→ Input data

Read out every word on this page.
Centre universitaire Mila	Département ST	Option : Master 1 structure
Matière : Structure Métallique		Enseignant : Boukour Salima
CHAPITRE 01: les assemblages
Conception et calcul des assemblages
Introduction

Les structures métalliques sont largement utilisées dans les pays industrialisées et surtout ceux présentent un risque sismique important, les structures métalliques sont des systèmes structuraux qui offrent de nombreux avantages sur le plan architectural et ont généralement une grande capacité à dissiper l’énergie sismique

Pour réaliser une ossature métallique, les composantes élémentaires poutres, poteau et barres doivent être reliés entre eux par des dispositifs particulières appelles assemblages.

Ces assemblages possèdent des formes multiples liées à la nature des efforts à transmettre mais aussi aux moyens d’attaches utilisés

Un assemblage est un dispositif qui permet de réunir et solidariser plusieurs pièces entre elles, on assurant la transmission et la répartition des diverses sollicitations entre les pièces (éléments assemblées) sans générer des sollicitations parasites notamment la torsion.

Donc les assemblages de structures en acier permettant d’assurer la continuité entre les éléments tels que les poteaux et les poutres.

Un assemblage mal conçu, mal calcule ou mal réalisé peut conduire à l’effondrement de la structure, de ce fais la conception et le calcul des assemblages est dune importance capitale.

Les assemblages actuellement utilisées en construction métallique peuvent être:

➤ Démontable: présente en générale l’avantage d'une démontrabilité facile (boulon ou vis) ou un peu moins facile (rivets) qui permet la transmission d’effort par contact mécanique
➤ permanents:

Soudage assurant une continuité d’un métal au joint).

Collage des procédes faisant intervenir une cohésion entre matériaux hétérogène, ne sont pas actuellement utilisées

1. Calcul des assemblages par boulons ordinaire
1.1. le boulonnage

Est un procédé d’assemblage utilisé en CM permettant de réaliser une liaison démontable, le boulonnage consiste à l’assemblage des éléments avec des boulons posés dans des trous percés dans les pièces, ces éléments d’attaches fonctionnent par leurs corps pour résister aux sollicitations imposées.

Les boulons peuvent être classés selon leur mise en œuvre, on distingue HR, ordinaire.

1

→ Stated task
From the listing above, copy out each line where the word "assurant" appears.

→ The output
Un assemblage est un dispositif qui permet de réunir et solidariser plusieurs pièces entre elles, on assurant la transmission et la répartition des diverses sollicitations entre les pièces (éléments assemblées) sans générer des sollicitations parasites notamment la torsion.
Soudage assurant une continuité d’un métal au joint).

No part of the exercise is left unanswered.